Repeat each line exactly, leaving nothing out.

::::

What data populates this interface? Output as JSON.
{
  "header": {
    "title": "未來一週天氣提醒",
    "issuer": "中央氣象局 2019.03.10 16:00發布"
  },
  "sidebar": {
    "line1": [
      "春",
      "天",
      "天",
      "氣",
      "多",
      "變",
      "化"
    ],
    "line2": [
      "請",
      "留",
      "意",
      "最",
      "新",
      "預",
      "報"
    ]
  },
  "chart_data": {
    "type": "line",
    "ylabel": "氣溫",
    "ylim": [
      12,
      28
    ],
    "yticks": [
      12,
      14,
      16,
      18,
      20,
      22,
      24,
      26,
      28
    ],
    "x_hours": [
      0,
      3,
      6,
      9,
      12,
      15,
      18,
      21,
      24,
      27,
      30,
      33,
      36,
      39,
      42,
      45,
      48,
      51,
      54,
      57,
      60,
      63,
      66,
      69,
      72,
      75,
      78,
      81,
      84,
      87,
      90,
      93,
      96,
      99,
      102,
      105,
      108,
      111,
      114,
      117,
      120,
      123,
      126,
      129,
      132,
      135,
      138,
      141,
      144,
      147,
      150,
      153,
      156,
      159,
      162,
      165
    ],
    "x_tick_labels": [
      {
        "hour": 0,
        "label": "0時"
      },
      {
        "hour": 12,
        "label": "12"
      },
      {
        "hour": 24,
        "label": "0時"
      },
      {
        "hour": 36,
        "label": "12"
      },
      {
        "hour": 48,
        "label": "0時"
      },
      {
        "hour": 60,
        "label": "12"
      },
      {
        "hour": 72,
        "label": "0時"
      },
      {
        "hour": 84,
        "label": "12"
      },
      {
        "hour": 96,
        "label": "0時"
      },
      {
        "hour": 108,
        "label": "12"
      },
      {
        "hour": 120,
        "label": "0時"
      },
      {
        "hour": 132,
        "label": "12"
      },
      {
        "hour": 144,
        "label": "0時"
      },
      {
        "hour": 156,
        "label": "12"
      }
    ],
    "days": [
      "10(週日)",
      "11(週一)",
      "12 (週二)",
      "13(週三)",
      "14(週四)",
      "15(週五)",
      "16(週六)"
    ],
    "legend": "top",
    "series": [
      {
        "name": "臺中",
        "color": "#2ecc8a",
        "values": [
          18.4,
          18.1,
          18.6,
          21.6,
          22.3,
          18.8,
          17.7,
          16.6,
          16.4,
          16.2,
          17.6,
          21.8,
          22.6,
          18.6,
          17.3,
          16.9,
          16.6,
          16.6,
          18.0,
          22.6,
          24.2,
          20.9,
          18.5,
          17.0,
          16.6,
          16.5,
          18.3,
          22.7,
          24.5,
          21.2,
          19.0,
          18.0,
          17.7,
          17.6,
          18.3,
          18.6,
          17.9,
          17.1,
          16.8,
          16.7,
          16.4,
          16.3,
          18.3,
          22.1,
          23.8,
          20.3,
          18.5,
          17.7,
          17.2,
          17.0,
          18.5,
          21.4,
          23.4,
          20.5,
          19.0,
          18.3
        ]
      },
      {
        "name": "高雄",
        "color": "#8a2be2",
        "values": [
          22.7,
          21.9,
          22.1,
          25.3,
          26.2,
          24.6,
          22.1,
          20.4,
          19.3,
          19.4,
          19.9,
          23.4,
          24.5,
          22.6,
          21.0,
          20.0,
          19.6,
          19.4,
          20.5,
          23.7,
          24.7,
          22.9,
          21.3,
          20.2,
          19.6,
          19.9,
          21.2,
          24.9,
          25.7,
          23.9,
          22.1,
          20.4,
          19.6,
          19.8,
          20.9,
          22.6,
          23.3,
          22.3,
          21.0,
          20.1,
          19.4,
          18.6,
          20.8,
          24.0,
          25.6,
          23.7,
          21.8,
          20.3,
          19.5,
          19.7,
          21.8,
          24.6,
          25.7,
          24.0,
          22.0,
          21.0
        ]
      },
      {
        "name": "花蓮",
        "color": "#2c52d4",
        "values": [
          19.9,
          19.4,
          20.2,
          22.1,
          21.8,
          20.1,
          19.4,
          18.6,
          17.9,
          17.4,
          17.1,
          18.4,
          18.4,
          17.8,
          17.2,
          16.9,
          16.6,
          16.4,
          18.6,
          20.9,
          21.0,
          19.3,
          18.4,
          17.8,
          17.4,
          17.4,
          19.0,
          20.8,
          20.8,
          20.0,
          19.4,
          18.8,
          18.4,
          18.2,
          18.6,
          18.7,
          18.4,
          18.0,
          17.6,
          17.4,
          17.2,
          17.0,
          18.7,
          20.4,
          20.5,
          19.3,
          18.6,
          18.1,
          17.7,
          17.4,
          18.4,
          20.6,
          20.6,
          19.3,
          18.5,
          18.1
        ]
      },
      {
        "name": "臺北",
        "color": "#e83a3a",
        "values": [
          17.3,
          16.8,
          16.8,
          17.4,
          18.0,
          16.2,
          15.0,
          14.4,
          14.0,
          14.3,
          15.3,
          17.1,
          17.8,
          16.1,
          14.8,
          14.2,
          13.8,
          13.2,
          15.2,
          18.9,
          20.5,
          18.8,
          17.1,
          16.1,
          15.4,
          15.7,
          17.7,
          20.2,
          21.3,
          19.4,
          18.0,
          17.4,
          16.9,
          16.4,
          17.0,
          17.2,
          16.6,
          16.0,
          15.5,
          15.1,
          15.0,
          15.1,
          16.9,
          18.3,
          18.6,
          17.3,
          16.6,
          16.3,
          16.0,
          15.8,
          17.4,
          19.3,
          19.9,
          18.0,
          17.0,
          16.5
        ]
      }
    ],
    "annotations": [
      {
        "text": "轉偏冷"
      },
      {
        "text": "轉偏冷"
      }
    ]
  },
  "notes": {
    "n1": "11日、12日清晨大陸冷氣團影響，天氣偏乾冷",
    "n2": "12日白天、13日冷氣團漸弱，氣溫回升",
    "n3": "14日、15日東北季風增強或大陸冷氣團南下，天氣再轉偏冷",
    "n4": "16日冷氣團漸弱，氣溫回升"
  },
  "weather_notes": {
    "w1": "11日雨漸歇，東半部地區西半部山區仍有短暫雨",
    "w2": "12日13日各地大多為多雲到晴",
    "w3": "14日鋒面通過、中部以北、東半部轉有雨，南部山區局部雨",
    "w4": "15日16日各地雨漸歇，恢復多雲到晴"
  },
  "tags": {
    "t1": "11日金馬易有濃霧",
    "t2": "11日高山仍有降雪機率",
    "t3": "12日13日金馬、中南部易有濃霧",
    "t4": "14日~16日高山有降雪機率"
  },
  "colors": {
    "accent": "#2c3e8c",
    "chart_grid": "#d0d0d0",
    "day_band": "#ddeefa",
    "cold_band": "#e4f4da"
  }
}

::::

## RIGHT ANSWER
What data populates this interface? Output as JSON.
{
  "header": {
    "title": "未來一週天氣提醒",
    "issuer": "中央氣象局 2019.03.10 16:00發布"
  },
  "sidebar": {
    "line1": [
      "春",
      "天",
      "天",
      "氣",
      "多",
      "變",
      "化"
    ],
    "line2": [
      "請",
      "留",
      "意",
      "最",
      "新",
      "預",
      "報"
    ]
  },
  "chart_data": {
    "type": "line",
    "ylabel": "氣溫",
    "ylim": [
      12,
      28
    ],
    "yticks": [
      12,
      14,
      16,
      18,
      20,
      22,
      24,
      26,
      28
    ],
    "x_hours": [
      0,
      3,
      6,
      9,
      12,
      15,
      18,
      21,
      24,
      27,
      30,
      33,
      36,
      39,
      42,
      45,
      48,
      51,
      54,
      57,
      60,
      63,
      66,
      69,
      72,
      75,
      78,
      81,
      84,
      87,
      90,
      93,
      96,
      99,
      102,
      105,
      108,
      111,
      114,
      117,
      120,
      123,
      126,
      129,
      132,
      135,
      138,
      141,
      144,
      147,
      150,
      153,
      156,
      159,
      162,
      165
    ],
    "x_tick_labels": [
      {
        "hour": 0,
        "label": "0時"
      },
      {
        "hour": 12,
        "label": "12"
      },
      {
        "hour": 24,
        "label": "0時"
      },
      {
        "hour": 36,
        "label": "12"
      },
      {
        "hour": 48,
        "label": "0時"
      },
      {
        "hour": 60,
        "label": "12"
      },
      {
        "hour": 72,
        "label": "0時"
      },
      {
        "hour": 84,
        "label": "12"
      },
      {
        "hour": 96,
        "label": "0時"
      },
      {
        "hour": 108,
        "label": "12"
      },
      {
        "hour": 120,
        "label": "0時"
      },
      {
        "hour": 132,
        "label": "12"
      },
      {
        "hour": 144,
        "label": "0時"
      },
      {
        "hour": 156,
        "label": "12"
      }
    ],
    "days": [
      "10(週日)",
      "11(週一)",
      "12 (週二)",
      "13(週三)",
      "14(週四)",
      "15(週五)",
      "16(週六)"
    ],
    "legend": "top",
    "series": [
      {
        "name": "臺中",
        "color": "#2ecc8a",
        "values": [
          18.4,
          18.1,
          18.6,
          21.6,
          22.3,
          18.8,
          17.7,
          16.6,
          16.4,
          16.2,
          17.6,
          21.8,
          22.6,
          18.6,
          17.3,
          16.9,
          16.6,
          16.6,
          18.0,
          22.6,
          24.2,
          20.9,
          18.5,
          17.0,
          16.6,
          16.5,
          18.3,
          22.7,
          24.5,
          21.2,
          19.0,
          18.0,
          17.7,
          17.6,
          18.3,
          18.6,
          17.9,
          17.1,
          16.8,
          16.7,
          16.4,
          16.3,
          18.3,
          22.1,
          23.8,
          20.3,
          18.5,
          17.7,
          17.2,
          17.0,
          18.5,
          21.4,
          23.4,
          20.5,
          19.0,
          18.3
        ]
      },
      {
        "name": "高雄",
        "color": "#8a2be2",
        "values": [
          22.7,
          21.9,
          22.1,
          25.3,
          26.2,
          24.6,
          22.1,
          20.4,
          19.3,
          19.4,
          19.9,
          23.4,
          24.5,
          22.6,
          21.0,
          20.0,
          19.6,
          19.4,
          20.5,
          23.7,
          24.7,
          22.9,
          21.3,
          20.2,
          19.6,
          19.9,
          21.2,
          24.9,
          25.7,
          23.9,
          22.1,
          20.4,
          19.6,
          19.8,
          20.9,
          22.6,
          23.3,
          22.3,
          21.0,
          20.1,
          19.4,
          18.6,
          20.8,
          24.0,
          25.6,
          23.7,
          21.8,
          20.3,
          19.5,
          19.7,
          21.8,
          24.6,
          25.7,
          24.0,
          22.0,
          21.0
        ]
      },
      {
        "name": "花蓮",
        "color": "#2c52d4",
        "values": [
          19.9,
          19.4,
          20.2,
          22.1,
          21.8,
          20.1,
          19.4,
          18.6,
          17.9,
          17.4,
          17.1,
          18.4,
          18.4,
          17.8,
          17.2,
          16.9,
          16.6,
          16.4,
          18.6,
          20.9,
          21.0,
          19.3,
          18.4,
          17.8,
          17.4,
          17.4,
          19.0,
          20.8,
          20.8,
          20.0,
          19.4,
          18.8,
          18.4,
          18.2,
          18.6,
          18.7,
          18.4,
          18.0,
          17.6,
          17.4,
          17.2,
          17.0,
          18.7,
          20.4,
          20.5,
          19.3,
          18.6,
          18.1,
          17.7,
          17.4,
          18.4,
          20.6,
          20.6,
          19.3,
          18.5,
          18.1
        ]
      },
      {
        "name": "臺北",
        "color": "#e83a3a",
        "values": [
          17.3,
          16.8,
          16.8,
          17.4,
          18.0,
          16.2,
          15.0,
          14.4,
          14.0,
          14.3,
          15.3,
          17.1,
          17.8,
          16.1,
          14.8,
          14.2,
          13.8,
          13.2,
          15.2,
          18.9,
          20.5,
          18.8,
          17.1,
          16.1,
          15.4,
          15.7,
          17.7,
          20.2,
          21.3,
          19.4,
          18.0,
          17.4,
          16.9,
          16.4,
          17.0,
          17.2,
          16.6,
          16.0,
          15.5,
          15.1,
          15.0,
          15.1,
          16.9,
          18.3,
          18.6,
          17.3,
          16.6,
          16.3,
          16.0,
          15.8,
          17.4,
          19.3,
          19.9,
          18.0,
          17.0,
          16.5
        ]
      }
    ],
    "annotations": [
      {
        "text": "轉偏冷"
      },
      {
        "text": "轉偏冷"
      }
    ]
  },
  "notes": {
    "n1": "11日、12日清晨大陸冷氣團影響，天氣偏乾冷",
    "n2": "12日白天、13日冷氣團漸弱，氣溫回升",
    "n3": "14日、15日東北季風增強或大陸冷氣團南下，天氣再轉偏冷",
    "n4": "16日冷氣團漸弱，氣溫回升"
  },
  "weather_notes": {
    "w1": "11日雨漸歇，東半部地區西半部山區仍有短暫雨",
    "w2": "12日13日各地大多為多雲到晴",
    "w3": "14日鋒面通過、中部以北、東半部轉有雨，南部山區局部雨",
    "w4": "15日16日各地雨漸歇，恢復多雲到晴"
  },
  "tags": {
    "t1": "11日金馬易有濃霧",
    "t2": "11日高山仍有降雪機率",
    "t3": "12日13日金馬、中南部易有濃霧",
    "t4": "14日~16日高山有降雪機率"
  },
  "colors": {
    "accent": "#2c3e8c",
    "chart_grid": "#d0d0d0",
    "day_band": "#ddeefa",
    "cold_band": "#e4f4da"
  }
}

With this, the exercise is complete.